**Directions:** For this exercise, copy out each line of the material below that includes "content".

····················

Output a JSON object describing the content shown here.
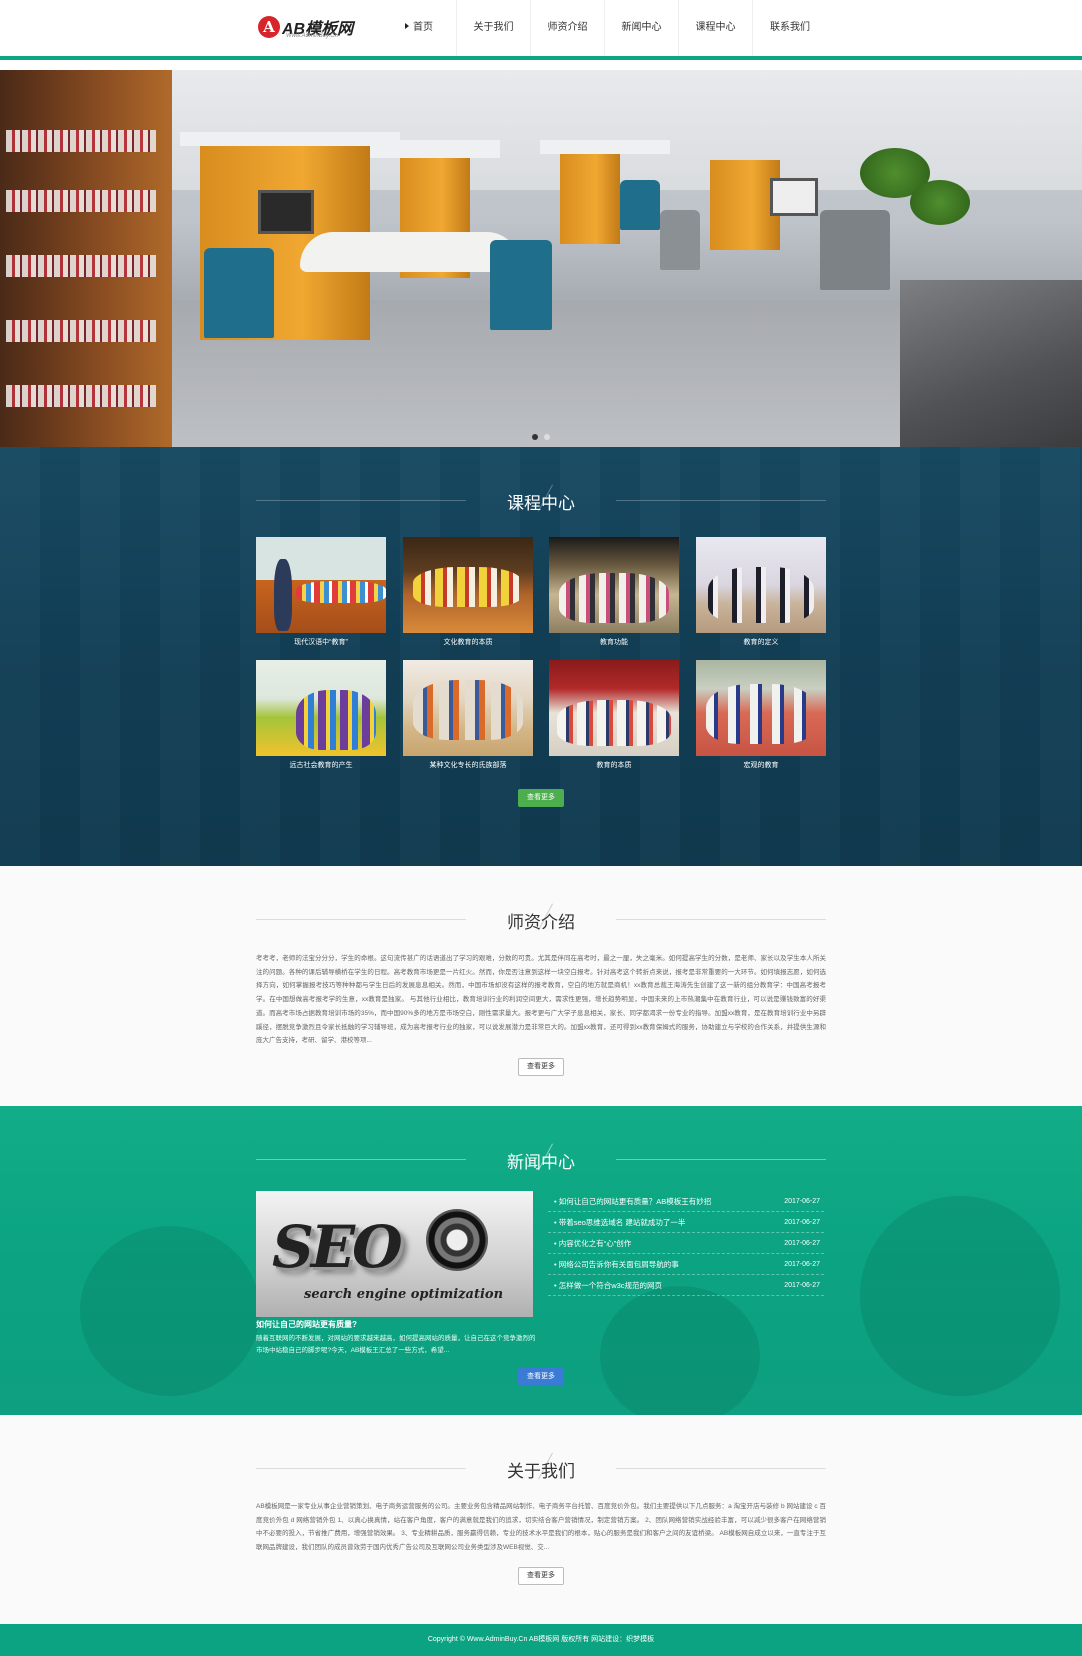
{
  "header": {
    "logo_text": "AB模板网",
    "logo_sub": "Www.AdminBuy.Cn",
    "nav": [
      "首页",
      "关于我们",
      "师资介绍",
      "新闻中心",
      "课程中心",
      "联系我们"
    ]
  },
  "courses": {
    "title": "课程中心",
    "items": [
      {
        "caption": "现代汉语中“教育”"
      },
      {
        "caption": "文化教育的本质"
      },
      {
        "caption": "教育功能"
      },
      {
        "caption": "教育的定义"
      },
      {
        "caption": "远古社会教育的产生"
      },
      {
        "caption": "某种文化专长的氏族部落"
      },
      {
        "caption": "教育的本质"
      },
      {
        "caption": "宏观的教育"
      }
    ],
    "more": "查看更多"
  },
  "teachers": {
    "title": "师资介绍",
    "text": "考考考，老师的法宝分分分，学生的命根。这句流传甚广的话语道出了学习的艰难，分数的可贵。尤其是伴同在高考时，最之一厘，失之毫米。如何提高学生的分数，是老师、家长以及学生本人所关注的问题。各种的课后辅导横桥在学生的日程。高考教育市场更是一片红火。然而，你是否注意到这样一块空白报考。针对高考这个转折点来说，报考是非常重要的一大环节。如何填报志愿，如何选择方向，如何掌握报考技巧等种种都与学生日后的发展息息相关。然而，中国市场却没有这样的报考教育，空白的地方就是商机！xx教育总裁王海涛先生创建了这一新的组分教育学：中国高考报考学。在中国想做高考报考学的生意，xx教育是独家。 与其他行业相比，教育培训行业的利润空间更大，需求性更强，增长趋势明显，中国未来的上市热潮集中在教育行业，可以说是赚钱致富的好渠道。而高考市场占据教育培训市场的35%，而中国90%多的地方是市场空白，刚性需求量大。报考更与广大学子息息相关，家长、同学都渴求一份专业的指导。加盟xx教育，是在教育培训行业中另辟蹊径，摆脱竞争激烈且令家长抵触的学习辅导班，成为高考报考行业的独家，可以说发展潜力是非常巨大的。加盟xx教育，还可得到xx教育保姆式的服务，协助建立与学校的合作关系，并提供生源和庞大广告支持，考研、留学、港校等项...",
    "more": "查看更多"
  },
  "news": {
    "title": "新闻中心",
    "image_label_main": "SEO",
    "image_label_sub": "search engine optimization",
    "featured_title": "如何让自己的网站更有质量?",
    "featured_summary": "随着互联网的不断发展，对网站的要求越来越高，如何提高网站的质量，让自己在这个竞争激烈的市场中站稳自己的脚步呢?今天，AB模板王汇总了一些方式，希望...",
    "list": [
      {
        "title": "如何让自己的网站更有质量？AB模板王有妙招",
        "date": "2017-06-27"
      },
      {
        "title": "带着seo思维选域名 建站就成功了一半",
        "date": "2017-06-27"
      },
      {
        "title": "内容优化之有“心”创作",
        "date": "2017-06-27"
      },
      {
        "title": "网络公司告诉你有关面包屑导航的事",
        "date": "2017-06-27"
      },
      {
        "title": "怎样做一个符合w3c规范的网页",
        "date": "2017-06-27"
      }
    ],
    "more": "查看更多"
  },
  "about": {
    "title": "关于我们",
    "text": "AB模板网是一家专业从事企业营销策划、电子商务运营服务的公司。主要业务包含精品网站制作、电子商务平台托管、百度竞价外包。我们主要提供以下几点服务：a 淘宝开店与装修 b 网站建设 c 百度竞价外包 d 网络营销外包 1、以真心换真情，站在客户角度，客户的满意就是我们的追求，切实结合客户营销情况，制定营销方案。 2、团队网络营销实战经验丰富，可以减少很多客户在网络营销中不必要的投入，节省推广费用，增强营销效果。 3、专业精耕品质，服务赢得信赖，专业的技术水平是我们的根本，贴心的服务是我们和客户之间的友谊桥梁。 AB模板网自成立以来，一直专注于互联网品牌建设，我们团队的成员曾效劳于国内优秀广告公司及互联网公司业务类型涉及WEB视觉、交...",
    "more": "查看更多"
  },
  "footer": {
    "text": "Copyright © Www.AdminBuy.Cn AB模板网 版权所有  网站建设：织梦模板"
  },
  "colors": {
    "brand_green": "#0ba382",
    "courses_bg": "#133f56",
    "button_green": "#4cae4c",
    "button_blue": "#3a7bd5"
  },
  "icons": [
    "logo-icon",
    "nav-arrow-icon",
    "banner-dot-icon"
  ]
}
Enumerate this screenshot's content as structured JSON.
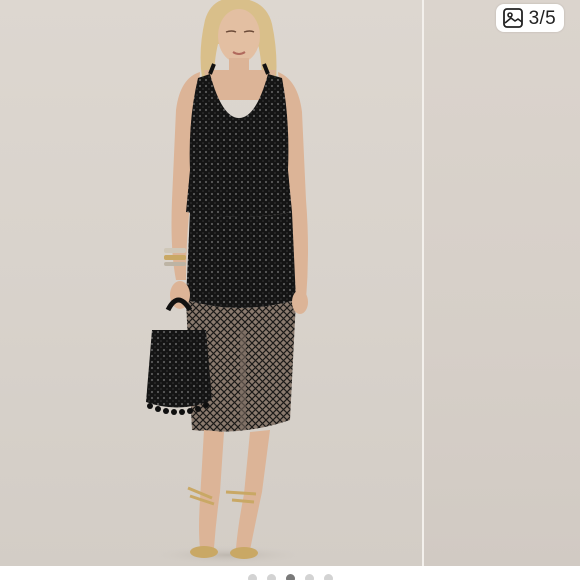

····················

**Worked answer:**
Output a JSON object describing the content shown here.
Enumerate this screenshot's content as structured JSON.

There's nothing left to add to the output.